╭─ DATA PROVIDED
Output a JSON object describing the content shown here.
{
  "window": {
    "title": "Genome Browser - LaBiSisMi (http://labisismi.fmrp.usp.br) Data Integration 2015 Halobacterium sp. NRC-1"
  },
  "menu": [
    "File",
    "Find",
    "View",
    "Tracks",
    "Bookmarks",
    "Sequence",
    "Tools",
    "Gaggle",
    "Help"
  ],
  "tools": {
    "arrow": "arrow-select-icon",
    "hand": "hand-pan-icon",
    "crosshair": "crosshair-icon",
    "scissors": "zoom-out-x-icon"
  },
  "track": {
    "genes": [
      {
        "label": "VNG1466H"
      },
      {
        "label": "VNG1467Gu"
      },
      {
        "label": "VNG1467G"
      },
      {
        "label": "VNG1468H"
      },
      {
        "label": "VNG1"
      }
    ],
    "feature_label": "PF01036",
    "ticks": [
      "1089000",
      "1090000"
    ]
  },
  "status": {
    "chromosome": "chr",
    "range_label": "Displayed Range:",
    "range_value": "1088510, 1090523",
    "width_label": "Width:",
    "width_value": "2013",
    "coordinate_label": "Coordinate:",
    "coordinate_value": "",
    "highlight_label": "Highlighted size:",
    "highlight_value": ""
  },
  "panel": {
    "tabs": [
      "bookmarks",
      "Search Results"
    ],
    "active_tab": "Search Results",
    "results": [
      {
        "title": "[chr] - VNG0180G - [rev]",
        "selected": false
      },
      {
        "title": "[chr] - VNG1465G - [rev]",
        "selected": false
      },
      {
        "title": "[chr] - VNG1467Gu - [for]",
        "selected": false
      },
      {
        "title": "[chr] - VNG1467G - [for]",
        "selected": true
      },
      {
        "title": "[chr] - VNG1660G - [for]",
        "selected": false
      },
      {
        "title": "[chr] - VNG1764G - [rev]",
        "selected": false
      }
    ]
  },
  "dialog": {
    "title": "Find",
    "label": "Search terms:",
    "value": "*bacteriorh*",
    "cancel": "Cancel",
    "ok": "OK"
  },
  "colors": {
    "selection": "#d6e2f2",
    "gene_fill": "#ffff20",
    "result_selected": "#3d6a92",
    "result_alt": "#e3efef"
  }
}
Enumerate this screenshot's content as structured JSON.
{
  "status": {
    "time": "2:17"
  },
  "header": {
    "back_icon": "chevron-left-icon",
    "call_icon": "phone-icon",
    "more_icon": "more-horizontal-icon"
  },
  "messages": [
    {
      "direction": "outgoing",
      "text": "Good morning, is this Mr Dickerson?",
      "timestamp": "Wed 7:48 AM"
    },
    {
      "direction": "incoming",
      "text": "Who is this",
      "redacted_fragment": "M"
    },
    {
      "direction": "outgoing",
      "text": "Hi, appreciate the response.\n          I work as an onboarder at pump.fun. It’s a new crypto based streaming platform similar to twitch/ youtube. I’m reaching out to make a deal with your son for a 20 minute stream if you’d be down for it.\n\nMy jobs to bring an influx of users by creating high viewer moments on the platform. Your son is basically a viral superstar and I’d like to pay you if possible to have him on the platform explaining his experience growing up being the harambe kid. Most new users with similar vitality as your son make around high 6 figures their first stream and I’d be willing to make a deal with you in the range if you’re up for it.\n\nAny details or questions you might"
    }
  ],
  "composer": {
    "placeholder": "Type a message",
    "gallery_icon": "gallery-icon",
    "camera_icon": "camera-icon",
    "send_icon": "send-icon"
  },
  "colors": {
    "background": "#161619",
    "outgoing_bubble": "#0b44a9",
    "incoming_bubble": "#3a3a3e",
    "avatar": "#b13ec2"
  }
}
╰─
* BRIEF:
Whatever appears in the data above must be copied word for word.

* OUTPUT BELOW:
Output a JSON object describing the content shown here.
{
  "window": {
    "title": "Genome Browser - LaBiSisMi (http://labisismi.fmrp.usp.br) Data Integration 2015 Halobacterium sp. NRC-1"
  },
  "menu": [
    "File",
    "Find",
    "View",
    "Tracks",
    "Bookmarks",
    "Sequence",
    "Tools",
    "Gaggle",
    "Help"
  ],
  "tools": {
    "arrow": "arrow-select-icon",
    "hand": "hand-pan-icon",
    "crosshair": "crosshair-icon",
    "scissors": "zoom-out-x-icon"
  },
  "track": {
    "genes": [
      {
        "label": "VNG1466H"
      },
      {
        "label": "VNG1467Gu"
      },
      {
        "label": "VNG1467G"
      },
      {
        "label": "VNG1468H"
      },
      {
        "label": "VNG1"
      }
    ],
    "feature_label": "PF01036",
    "ticks": [
      "1089000",
      "1090000"
    ]
  },
  "status": {
    "chromosome": "chr",
    "range_label": "Displayed Range:",
    "range_value": "1088510, 1090523",
    "width_label": "Width:",
    "width_value": "2013",
    "coordinate_label": "Coordinate:",
    "coordinate_value": "",
    "highlight_label": "Highlighted size:",
    "highlight_value": ""
  },
  "panel": {
    "tabs": [
      "bookmarks",
      "Search Results"
    ],
    "active_tab": "Search Results",
    "results": [
      {
        "title": "[chr] - VNG0180G - [rev]",
        "selected": false
      },
      {
        "title": "[chr] - VNG1465G - [rev]",
        "selected": false
      },
      {
        "title": "[chr] - VNG1467Gu - [for]",
        "selected": false
      },
      {
        "title": "[chr] - VNG1467G - [for]",
        "selected": true
      },
      {
        "title": "[chr] - VNG1660G - [for]",
        "selected": false
      },
      {
        "title": "[chr] - VNG1764G - [rev]",
        "selected": false
      }
    ]
  },
  "dialog": {
    "title": "Find",
    "label": "Search terms:",
    "value": "*bacteriorh*",
    "cancel": "Cancel",
    "ok": "OK"
  },
  "colors": {
    "selection": "#d6e2f2",
    "gene_fill": "#ffff20",
    "result_selected": "#3d6a92",
    "result_alt": "#e3efef"
  }
}
Enumerate this screenshot's content as structured JSON.
{
  "status": {
    "time": "2:17"
  },
  "header": {
    "back_icon": "chevron-left-icon",
    "call_icon": "phone-icon",
    "more_icon": "more-horizontal-icon"
  },
  "messages": [
    {
      "direction": "outgoing",
      "text": "Good morning, is this Mr Dickerson?",
      "timestamp": "Wed 7:48 AM"
    },
    {
      "direction": "incoming",
      "text": "Who is this",
      "redacted_fragment": "M"
    },
    {
      "direction": "outgoing",
      "text": "Hi, appreciate the response.\n          I work as an onboarder at pump.fun. It’s a new crypto based streaming platform similar to twitch/ youtube. I’m reaching out to make a deal with your son for a 20 minute stream if you’d be down for it.\n\nMy jobs to bring an influx of users by creating high viewer moments on the platform. Your son is basically a viral superstar and I’d like to pay you if possible to have him on the platform explaining his experience growing up being the harambe kid. Most new users with similar vitality as your son make around high 6 figures their first stream and I’d be willing to make a deal with you in the range if you’re up for it.\n\nAny details or questions you might"
    }
  ],
  "composer": {
    "placeholder": "Type a message",
    "gallery_icon": "gallery-icon",
    "camera_icon": "camera-icon",
    "send_icon": "send-icon"
  },
  "colors": {
    "background": "#161619",
    "outgoing_bubble": "#0b44a9",
    "incoming_bubble": "#3a3a3e",
    "avatar": "#b13ec2"
  }
}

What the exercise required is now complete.